> [Given request]:
In the Cogent earnings remarks, what new regular quarterly dividend per share was announced, and what was it raised from?

> [Article]:
**********

And 46% should be treated as taxable dividends for U.S. tax income purposes. We did not purchase any common stock in the quarter. At quarter's end, we have a total of $34.9 million available in our stock buyback authorization and that authorization will continue through December 2020.

Our gross leverage ratio in the quarter decrease to 4.86% from 4.97% the previous quarter. And our net leverage also decreased to 2.86% from 2.92%. Cash held at Cogent Holdings at quarter end was $110,300,000. This cash is unrestricted and available to be used for dividends, buybacks or both.

Cash held in our operating company at quarter end was $289.1 million, giving Cogent a consolidated cash balance of $399,400,000 at year-end. We continue to remain confident in our growth potential and cash generating capabilities of our business. As a result, as indicated in our press release, we announced yet another $0.02 sequential increase in our regular quarterly dividend from $0.64 a share per quarter to $0.66 per share per quarter. This represents our 30th consecutive sequential increase to our regular quarterly dividend.

**********

> [Information supplied]:

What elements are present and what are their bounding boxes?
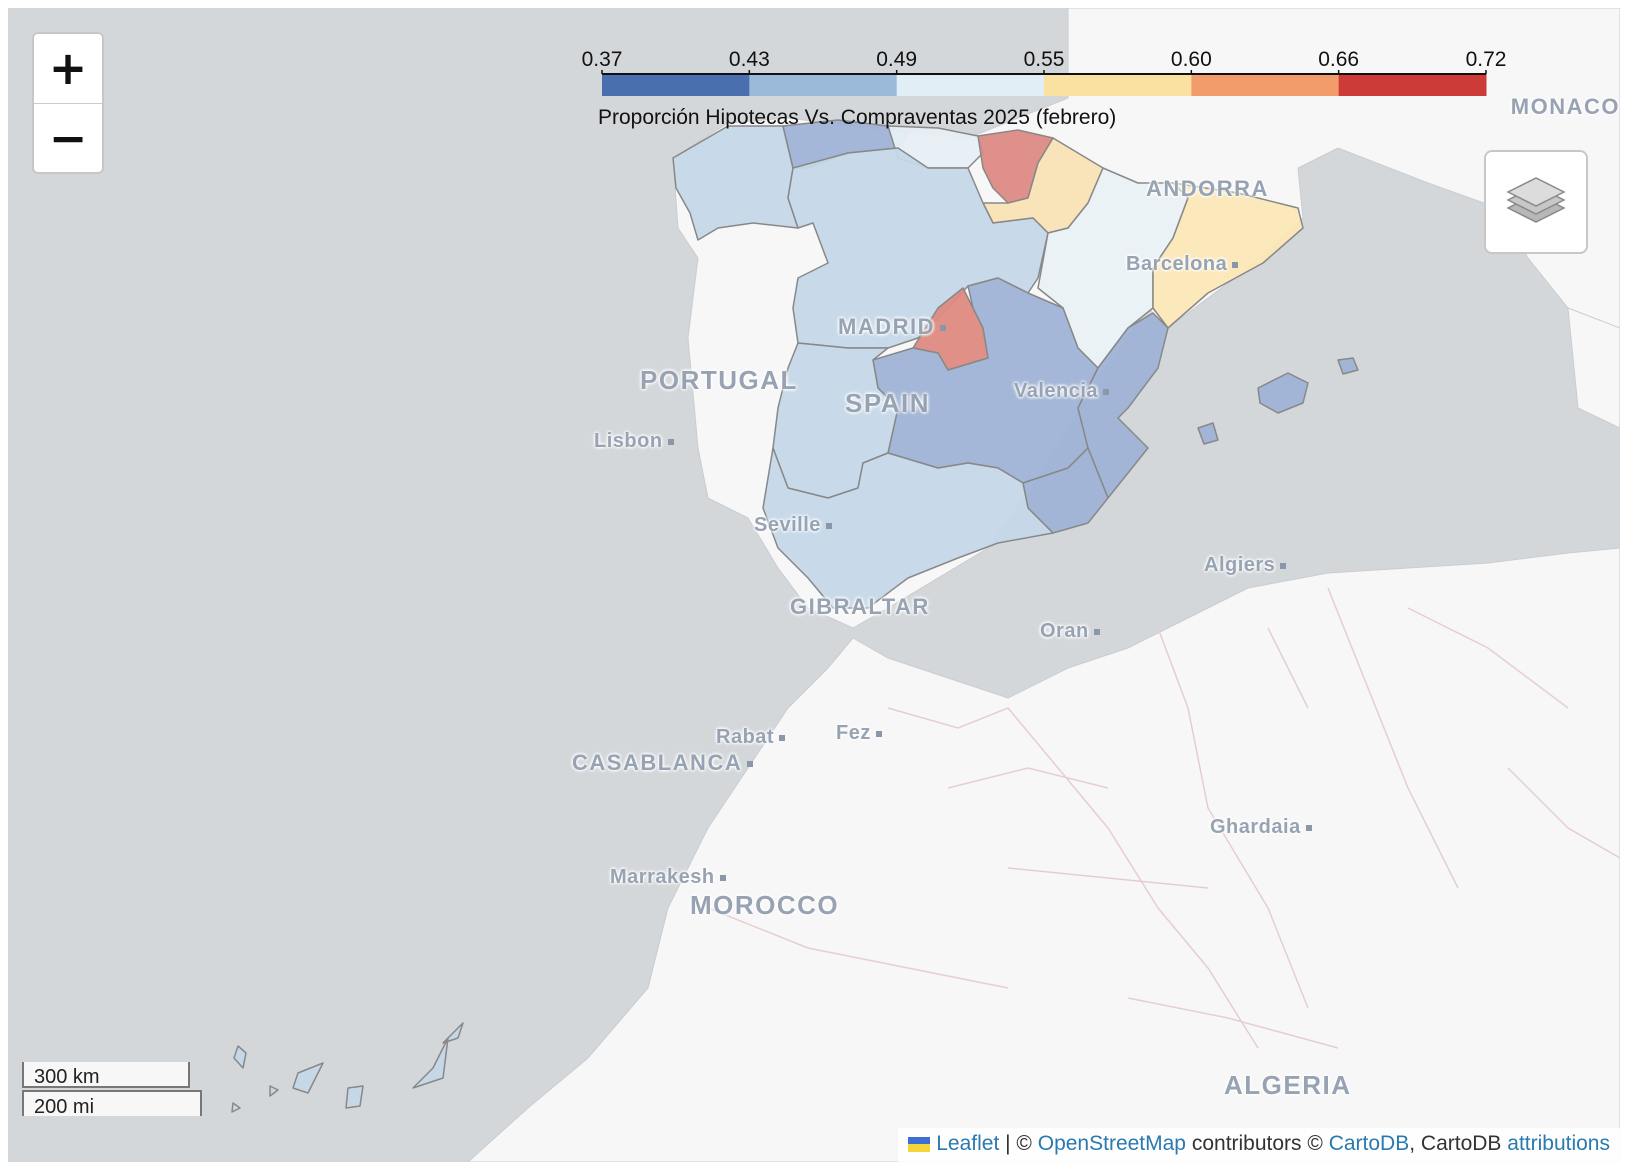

**********

> [Output for this exercise]:
It was raised from $0.64 to $0.66 per share per quarter.